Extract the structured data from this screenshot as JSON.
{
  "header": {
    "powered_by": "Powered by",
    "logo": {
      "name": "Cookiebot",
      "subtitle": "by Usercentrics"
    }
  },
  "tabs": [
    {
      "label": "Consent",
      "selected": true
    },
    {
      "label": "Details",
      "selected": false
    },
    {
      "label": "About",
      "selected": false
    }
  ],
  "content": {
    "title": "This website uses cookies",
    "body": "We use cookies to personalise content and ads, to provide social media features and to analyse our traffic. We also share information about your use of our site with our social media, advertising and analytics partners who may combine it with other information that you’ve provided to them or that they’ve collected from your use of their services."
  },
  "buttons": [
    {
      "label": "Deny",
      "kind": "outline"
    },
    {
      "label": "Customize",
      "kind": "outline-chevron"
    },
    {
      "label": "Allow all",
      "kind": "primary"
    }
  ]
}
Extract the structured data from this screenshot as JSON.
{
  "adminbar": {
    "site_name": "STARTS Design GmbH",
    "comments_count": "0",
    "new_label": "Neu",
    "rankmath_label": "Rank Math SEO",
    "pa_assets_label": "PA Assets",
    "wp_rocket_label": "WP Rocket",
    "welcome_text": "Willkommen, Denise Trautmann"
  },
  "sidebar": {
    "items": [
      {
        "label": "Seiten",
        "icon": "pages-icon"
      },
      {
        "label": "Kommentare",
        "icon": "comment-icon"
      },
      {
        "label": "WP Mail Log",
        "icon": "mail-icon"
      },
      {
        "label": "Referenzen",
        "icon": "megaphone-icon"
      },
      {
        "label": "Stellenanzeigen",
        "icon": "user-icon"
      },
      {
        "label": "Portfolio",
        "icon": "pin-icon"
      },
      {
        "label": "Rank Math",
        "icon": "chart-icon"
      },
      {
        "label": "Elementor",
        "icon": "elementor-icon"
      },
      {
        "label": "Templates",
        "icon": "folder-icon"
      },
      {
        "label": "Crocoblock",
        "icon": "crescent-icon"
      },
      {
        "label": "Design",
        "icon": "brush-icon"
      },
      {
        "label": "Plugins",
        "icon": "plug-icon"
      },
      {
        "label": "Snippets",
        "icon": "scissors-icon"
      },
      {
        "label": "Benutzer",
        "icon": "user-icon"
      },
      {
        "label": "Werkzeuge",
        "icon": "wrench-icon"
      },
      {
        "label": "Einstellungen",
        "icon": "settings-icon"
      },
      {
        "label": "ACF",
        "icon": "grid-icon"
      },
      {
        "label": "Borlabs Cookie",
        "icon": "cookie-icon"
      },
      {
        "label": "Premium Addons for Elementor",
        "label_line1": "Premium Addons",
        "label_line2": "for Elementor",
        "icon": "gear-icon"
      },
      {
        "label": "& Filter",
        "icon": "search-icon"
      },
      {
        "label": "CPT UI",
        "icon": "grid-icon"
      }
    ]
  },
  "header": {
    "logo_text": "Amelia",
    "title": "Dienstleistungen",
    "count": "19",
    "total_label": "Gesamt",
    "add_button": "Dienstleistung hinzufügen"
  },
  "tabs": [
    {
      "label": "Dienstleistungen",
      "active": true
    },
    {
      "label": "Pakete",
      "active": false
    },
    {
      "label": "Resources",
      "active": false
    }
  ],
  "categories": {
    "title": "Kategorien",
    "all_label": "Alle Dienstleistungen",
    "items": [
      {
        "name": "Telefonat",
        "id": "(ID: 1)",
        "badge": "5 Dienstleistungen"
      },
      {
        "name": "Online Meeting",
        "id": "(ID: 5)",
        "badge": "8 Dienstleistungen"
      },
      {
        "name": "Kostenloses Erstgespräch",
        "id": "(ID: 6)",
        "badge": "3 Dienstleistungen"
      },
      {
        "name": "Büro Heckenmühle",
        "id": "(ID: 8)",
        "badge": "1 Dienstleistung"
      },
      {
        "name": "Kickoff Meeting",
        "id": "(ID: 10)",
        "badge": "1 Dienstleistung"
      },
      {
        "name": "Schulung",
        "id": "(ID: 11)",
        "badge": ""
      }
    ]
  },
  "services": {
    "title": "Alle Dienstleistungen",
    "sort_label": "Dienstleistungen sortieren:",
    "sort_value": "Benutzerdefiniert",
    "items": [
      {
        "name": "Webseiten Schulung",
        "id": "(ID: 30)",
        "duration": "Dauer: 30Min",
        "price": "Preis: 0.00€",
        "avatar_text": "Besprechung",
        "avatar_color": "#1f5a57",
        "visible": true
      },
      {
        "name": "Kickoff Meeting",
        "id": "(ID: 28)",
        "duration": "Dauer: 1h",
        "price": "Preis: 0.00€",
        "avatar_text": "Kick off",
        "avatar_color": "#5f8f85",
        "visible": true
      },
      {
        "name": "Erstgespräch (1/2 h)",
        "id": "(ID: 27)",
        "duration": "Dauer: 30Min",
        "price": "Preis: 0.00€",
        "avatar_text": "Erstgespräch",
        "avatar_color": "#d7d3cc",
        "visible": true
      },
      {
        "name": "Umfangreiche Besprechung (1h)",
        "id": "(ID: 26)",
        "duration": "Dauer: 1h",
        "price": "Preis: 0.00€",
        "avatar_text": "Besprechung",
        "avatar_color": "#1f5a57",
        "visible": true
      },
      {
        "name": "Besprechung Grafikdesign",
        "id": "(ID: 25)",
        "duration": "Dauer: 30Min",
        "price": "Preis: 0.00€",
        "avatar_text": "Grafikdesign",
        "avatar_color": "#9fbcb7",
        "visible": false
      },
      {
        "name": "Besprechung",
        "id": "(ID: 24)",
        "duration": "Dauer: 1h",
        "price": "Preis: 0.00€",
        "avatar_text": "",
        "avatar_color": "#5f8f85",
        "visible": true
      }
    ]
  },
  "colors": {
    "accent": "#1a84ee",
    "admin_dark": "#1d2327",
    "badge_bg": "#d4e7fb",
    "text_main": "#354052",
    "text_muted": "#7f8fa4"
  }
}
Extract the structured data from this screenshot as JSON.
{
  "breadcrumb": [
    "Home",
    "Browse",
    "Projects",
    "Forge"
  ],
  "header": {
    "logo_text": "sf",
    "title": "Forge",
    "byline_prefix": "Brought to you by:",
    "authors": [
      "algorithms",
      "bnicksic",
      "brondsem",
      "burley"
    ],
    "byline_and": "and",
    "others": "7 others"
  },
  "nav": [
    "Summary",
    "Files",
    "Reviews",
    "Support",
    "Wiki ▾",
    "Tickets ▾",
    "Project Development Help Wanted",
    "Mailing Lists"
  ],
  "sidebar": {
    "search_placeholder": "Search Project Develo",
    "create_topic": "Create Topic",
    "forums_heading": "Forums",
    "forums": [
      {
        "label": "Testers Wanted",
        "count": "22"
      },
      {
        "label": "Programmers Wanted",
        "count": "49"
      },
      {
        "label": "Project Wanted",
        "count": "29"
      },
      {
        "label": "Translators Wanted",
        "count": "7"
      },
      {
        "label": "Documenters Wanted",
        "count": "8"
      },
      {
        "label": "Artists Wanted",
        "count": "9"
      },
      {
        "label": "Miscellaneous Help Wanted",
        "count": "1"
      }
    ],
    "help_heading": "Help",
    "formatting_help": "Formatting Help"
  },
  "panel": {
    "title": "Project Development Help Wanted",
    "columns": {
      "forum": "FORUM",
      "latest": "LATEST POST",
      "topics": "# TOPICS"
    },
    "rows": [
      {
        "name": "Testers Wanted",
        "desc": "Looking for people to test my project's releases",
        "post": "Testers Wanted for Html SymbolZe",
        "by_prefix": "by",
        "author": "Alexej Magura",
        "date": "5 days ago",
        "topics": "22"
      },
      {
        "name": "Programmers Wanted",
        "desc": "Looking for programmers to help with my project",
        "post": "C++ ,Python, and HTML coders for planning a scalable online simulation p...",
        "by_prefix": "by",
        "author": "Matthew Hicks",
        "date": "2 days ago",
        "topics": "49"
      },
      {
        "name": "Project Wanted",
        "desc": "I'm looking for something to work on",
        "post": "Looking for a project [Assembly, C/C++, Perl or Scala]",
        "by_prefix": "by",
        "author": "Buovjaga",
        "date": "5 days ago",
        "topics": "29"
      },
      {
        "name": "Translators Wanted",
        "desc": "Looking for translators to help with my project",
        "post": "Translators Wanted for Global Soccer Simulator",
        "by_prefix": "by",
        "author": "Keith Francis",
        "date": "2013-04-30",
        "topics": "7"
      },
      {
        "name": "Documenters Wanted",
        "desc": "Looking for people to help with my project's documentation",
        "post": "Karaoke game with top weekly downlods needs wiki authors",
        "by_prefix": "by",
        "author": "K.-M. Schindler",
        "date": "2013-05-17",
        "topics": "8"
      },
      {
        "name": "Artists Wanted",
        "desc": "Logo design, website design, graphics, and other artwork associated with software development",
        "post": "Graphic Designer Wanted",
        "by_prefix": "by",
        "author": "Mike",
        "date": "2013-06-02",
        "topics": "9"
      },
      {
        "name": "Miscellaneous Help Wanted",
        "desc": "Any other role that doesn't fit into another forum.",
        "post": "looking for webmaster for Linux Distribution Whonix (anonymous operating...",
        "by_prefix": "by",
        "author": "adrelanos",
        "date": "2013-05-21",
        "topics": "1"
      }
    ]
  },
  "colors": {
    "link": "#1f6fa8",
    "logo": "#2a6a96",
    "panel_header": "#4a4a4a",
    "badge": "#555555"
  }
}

- TO DO:
Identify the lines above that contain the word "Grafikdesign", then copy them.

- WRITTEN RESPONSE:
        "name": "Besprechung Grafikdesign",
        "avatar_text": "Grafikdesign",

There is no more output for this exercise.